Exercise details. Within the data that follows, how many lines carry the string "bell"? Give the number alone.

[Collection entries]
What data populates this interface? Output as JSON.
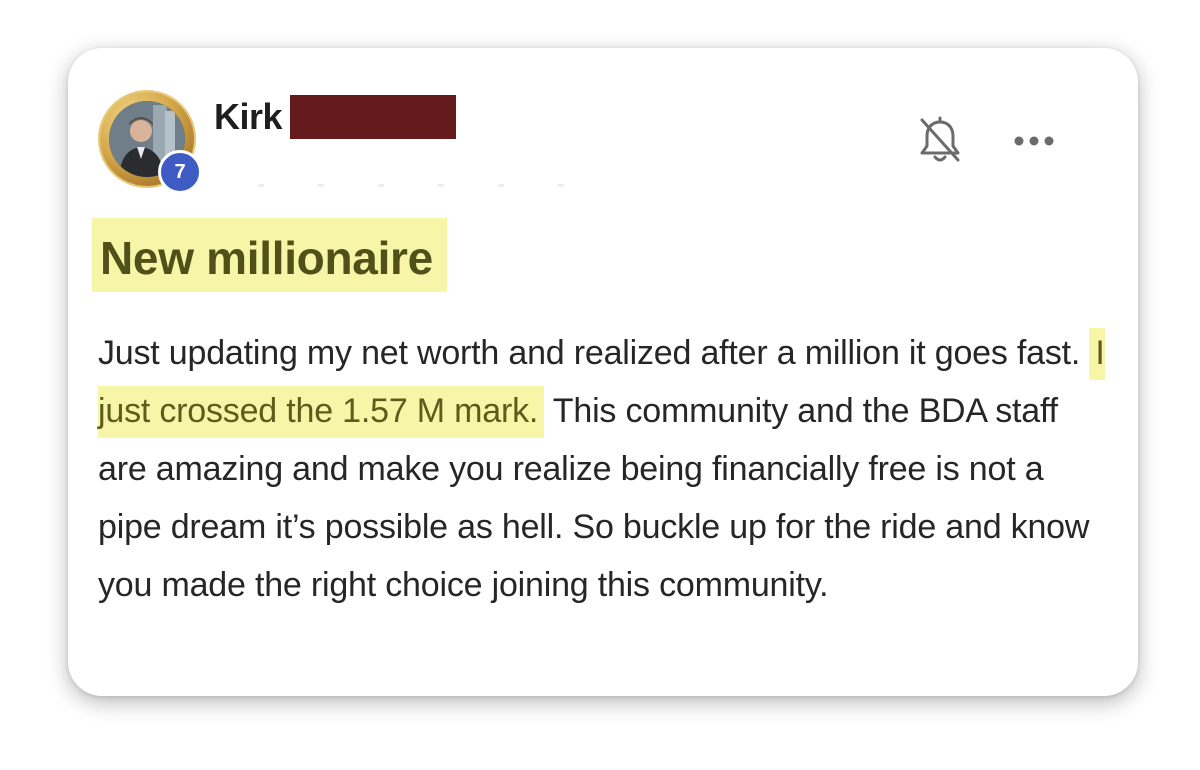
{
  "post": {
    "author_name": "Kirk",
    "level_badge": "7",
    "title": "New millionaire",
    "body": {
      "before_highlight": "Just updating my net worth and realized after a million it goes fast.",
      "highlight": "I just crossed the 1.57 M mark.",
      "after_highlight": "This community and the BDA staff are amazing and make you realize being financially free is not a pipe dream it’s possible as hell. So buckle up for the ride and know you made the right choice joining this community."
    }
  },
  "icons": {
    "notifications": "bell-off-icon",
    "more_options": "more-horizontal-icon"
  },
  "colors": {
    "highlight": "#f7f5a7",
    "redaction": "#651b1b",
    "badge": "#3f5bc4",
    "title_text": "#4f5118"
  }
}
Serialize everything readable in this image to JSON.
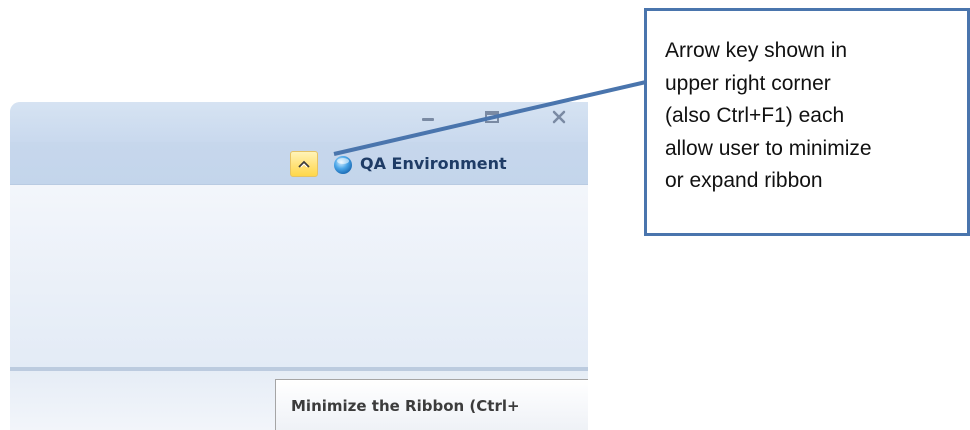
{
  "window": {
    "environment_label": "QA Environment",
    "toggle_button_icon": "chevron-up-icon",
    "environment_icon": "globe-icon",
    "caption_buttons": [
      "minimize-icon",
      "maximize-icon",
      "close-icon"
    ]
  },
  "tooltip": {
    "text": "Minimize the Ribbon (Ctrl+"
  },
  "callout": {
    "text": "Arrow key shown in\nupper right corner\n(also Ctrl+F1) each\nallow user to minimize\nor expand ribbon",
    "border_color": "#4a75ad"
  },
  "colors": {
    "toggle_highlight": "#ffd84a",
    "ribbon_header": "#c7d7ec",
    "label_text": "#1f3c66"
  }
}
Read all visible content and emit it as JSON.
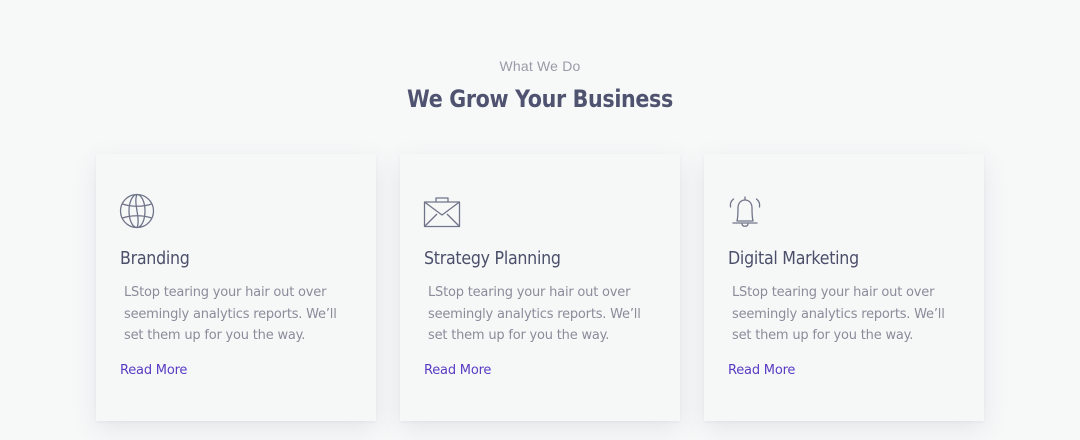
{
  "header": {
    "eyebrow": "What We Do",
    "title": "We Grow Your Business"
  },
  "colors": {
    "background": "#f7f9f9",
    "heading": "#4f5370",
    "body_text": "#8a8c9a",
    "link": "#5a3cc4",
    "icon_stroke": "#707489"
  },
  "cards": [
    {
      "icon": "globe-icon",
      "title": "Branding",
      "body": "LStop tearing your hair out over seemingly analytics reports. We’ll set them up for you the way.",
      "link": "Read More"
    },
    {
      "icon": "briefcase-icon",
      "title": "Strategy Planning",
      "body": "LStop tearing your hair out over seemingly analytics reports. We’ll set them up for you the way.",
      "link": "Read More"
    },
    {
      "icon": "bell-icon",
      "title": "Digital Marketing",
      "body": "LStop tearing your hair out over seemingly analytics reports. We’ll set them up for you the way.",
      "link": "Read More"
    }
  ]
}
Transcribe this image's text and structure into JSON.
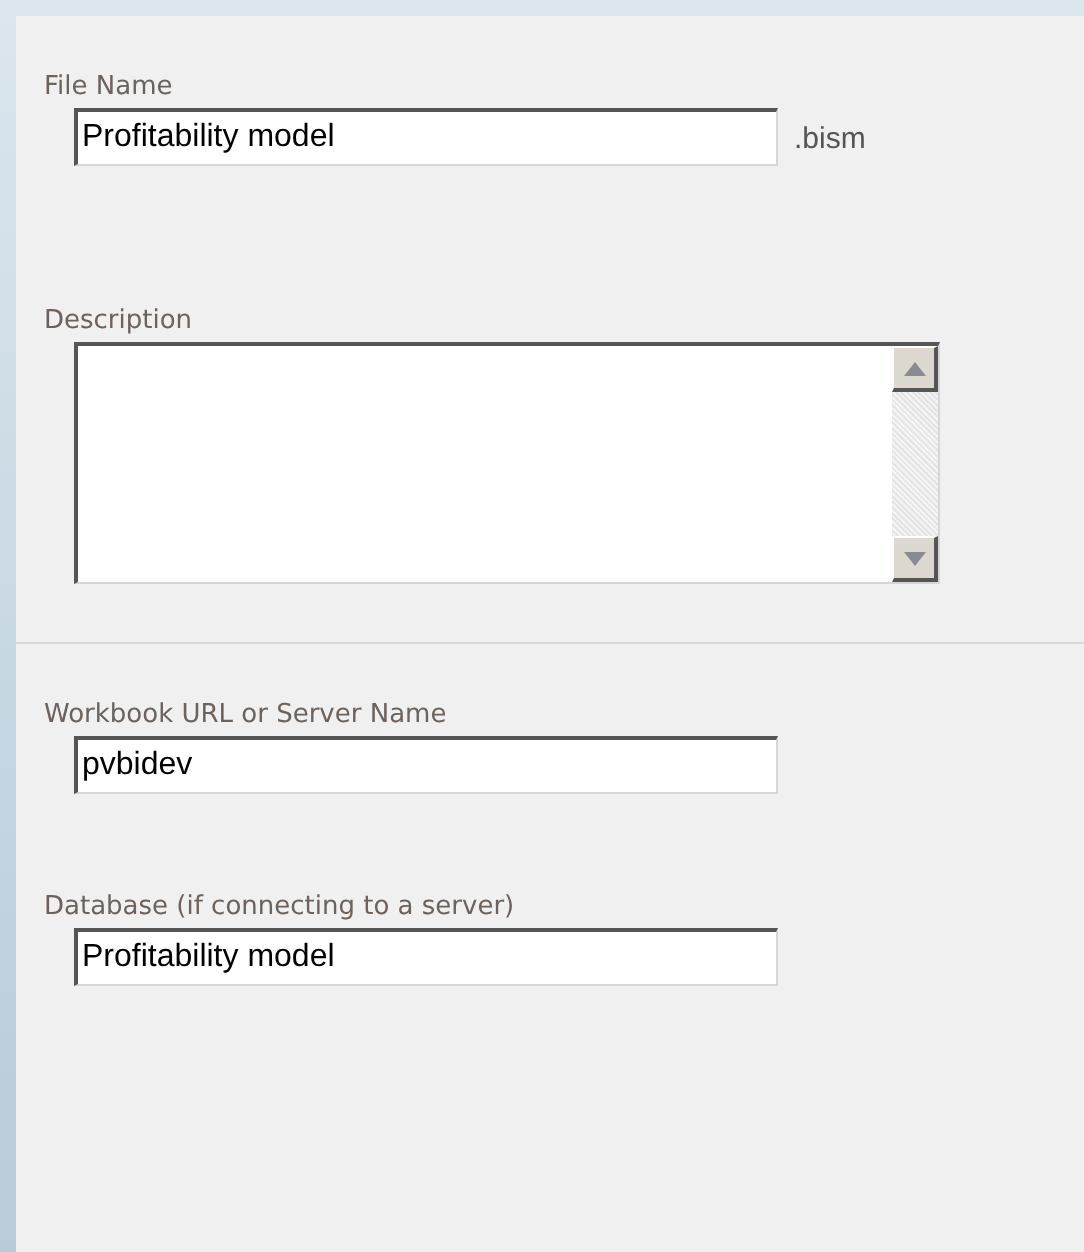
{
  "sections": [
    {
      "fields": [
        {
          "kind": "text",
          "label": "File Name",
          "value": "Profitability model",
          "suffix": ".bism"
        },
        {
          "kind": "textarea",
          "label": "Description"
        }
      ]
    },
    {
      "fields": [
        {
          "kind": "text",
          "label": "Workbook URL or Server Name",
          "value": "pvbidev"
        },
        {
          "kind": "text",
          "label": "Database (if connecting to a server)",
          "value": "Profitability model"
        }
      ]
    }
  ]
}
--
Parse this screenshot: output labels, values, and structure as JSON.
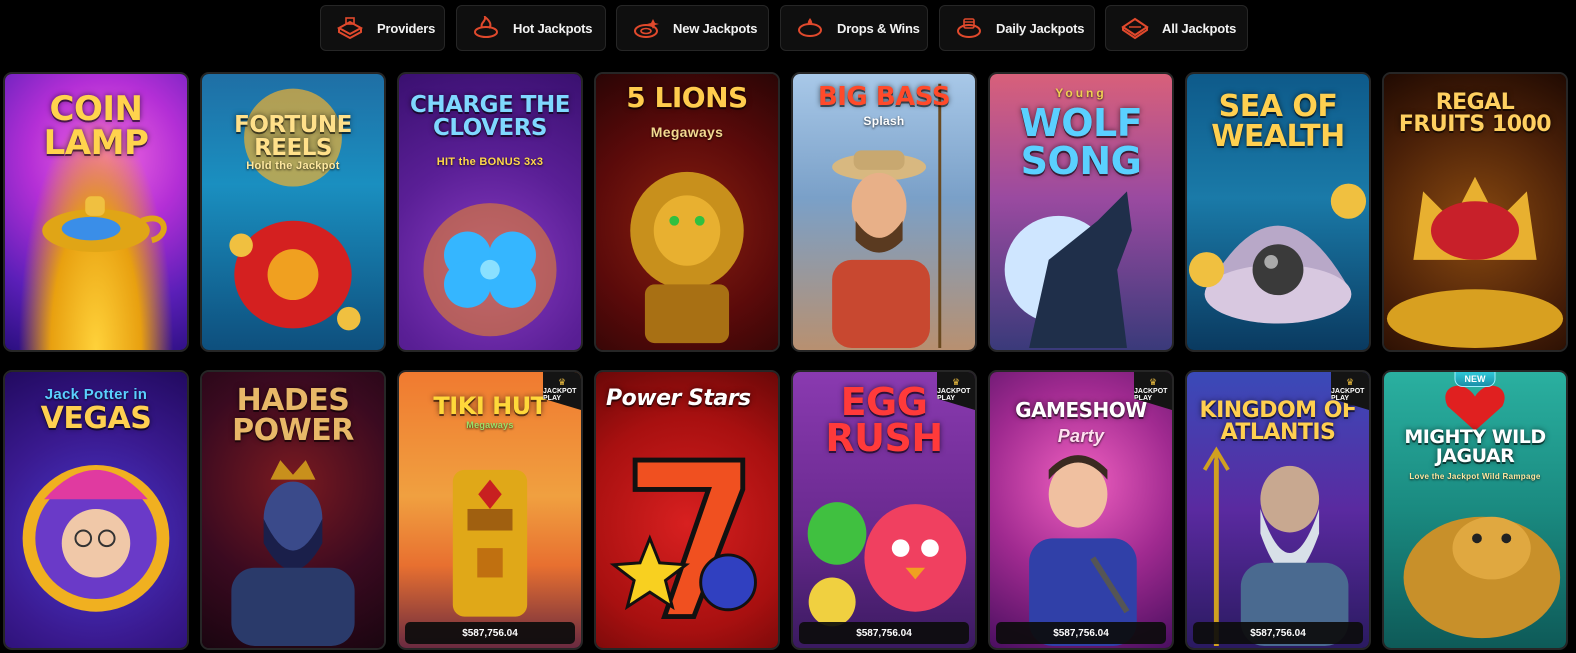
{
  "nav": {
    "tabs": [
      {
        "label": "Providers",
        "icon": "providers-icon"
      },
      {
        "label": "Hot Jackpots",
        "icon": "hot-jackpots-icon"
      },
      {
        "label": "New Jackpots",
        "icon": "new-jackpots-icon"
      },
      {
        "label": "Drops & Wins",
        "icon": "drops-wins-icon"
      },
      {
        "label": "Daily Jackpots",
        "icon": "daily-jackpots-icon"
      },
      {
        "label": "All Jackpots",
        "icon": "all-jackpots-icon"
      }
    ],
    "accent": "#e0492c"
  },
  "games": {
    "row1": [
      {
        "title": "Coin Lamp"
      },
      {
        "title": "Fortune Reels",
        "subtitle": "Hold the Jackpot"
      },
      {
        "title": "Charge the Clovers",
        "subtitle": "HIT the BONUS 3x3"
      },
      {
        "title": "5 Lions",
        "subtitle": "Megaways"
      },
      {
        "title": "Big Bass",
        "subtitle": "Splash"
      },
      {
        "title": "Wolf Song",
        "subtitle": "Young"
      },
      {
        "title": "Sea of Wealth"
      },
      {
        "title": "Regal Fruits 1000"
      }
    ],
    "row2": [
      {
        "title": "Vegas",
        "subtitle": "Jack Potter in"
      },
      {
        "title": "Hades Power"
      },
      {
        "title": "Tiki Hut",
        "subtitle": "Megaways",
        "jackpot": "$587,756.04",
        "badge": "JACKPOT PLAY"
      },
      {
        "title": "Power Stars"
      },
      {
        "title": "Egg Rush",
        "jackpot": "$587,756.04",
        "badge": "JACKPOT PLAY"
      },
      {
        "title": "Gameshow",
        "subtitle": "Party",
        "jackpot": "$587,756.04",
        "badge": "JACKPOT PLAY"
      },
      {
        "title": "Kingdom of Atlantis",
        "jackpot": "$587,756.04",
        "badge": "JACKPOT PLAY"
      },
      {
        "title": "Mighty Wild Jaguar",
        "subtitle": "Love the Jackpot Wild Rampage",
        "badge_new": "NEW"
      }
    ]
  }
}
...
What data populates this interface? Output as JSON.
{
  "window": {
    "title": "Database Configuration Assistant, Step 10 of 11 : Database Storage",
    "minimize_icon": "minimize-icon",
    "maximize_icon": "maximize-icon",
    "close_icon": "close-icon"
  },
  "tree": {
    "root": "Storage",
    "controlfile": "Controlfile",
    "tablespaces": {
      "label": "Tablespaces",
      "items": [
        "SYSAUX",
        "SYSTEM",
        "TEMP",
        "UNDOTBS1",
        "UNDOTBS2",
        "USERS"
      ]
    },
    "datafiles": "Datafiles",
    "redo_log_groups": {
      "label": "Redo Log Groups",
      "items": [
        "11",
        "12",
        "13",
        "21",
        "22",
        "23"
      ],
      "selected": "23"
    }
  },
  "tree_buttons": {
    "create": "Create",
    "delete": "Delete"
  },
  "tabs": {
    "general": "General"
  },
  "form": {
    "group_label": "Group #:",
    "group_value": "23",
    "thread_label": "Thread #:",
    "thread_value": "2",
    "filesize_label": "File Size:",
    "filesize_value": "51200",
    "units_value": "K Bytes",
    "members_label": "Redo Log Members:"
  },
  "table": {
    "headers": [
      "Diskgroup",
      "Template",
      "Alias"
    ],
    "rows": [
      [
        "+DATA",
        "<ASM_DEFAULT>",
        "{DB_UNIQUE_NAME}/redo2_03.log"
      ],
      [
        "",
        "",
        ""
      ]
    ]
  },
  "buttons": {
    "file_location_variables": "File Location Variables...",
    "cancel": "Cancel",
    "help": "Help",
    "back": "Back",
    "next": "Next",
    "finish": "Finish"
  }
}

Correct result. 2